START Excerpted records

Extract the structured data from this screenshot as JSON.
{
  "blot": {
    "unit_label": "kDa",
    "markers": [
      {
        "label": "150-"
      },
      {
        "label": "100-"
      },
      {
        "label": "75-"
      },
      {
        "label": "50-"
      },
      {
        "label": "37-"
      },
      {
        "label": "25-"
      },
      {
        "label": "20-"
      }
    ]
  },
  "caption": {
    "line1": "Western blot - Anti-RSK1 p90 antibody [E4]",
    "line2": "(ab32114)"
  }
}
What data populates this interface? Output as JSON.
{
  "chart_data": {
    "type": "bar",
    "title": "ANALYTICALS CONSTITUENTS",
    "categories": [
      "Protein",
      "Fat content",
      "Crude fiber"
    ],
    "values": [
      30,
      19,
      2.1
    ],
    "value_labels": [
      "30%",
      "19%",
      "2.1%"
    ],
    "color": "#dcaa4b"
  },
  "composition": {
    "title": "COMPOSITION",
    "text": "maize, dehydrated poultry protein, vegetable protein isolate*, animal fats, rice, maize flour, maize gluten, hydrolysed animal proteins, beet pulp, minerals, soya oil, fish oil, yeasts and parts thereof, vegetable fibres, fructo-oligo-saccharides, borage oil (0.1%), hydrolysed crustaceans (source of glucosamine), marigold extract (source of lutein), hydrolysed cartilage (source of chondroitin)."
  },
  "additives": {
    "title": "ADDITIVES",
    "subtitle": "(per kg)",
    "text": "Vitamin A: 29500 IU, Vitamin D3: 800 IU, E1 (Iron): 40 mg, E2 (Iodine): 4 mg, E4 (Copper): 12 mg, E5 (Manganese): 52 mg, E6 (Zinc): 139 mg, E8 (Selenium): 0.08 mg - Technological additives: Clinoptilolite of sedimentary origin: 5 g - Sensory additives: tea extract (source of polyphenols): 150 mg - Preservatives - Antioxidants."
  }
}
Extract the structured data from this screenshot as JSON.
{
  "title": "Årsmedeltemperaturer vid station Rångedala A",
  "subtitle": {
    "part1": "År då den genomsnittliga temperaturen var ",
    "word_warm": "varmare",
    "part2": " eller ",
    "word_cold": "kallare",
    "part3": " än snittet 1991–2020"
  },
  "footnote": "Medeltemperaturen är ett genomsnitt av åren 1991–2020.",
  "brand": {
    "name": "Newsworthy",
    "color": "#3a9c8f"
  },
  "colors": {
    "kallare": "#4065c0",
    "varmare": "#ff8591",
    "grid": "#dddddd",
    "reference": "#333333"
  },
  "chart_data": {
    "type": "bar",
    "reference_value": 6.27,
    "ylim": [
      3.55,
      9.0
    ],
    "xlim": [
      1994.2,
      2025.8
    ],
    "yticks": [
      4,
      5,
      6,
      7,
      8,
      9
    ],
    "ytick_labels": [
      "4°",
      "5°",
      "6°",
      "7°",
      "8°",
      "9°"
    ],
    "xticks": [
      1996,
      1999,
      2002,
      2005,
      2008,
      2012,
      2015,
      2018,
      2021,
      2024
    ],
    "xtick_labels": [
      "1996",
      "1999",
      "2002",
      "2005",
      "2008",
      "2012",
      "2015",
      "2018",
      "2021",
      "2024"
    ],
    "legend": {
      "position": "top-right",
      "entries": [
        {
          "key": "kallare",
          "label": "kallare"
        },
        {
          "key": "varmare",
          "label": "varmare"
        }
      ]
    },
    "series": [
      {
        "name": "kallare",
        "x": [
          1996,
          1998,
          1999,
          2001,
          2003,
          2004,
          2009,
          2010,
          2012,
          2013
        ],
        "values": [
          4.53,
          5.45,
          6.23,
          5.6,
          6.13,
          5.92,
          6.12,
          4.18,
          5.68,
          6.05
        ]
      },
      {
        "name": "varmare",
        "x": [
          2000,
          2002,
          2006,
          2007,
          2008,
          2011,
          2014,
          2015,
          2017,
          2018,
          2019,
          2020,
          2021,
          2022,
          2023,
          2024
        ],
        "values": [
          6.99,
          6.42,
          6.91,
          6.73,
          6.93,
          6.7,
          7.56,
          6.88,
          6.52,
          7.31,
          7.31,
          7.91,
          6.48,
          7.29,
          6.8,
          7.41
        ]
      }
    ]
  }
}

END Excerpted records

**Problem statement:** Collect the complete line wherever the string "varmare" appears in the records.

**Expected answer:**
    "word_warm": "varmare",
    "varmare": "#ff8591",
          "key": "varmare",
          "label": "varmare"
        "name": "varmare",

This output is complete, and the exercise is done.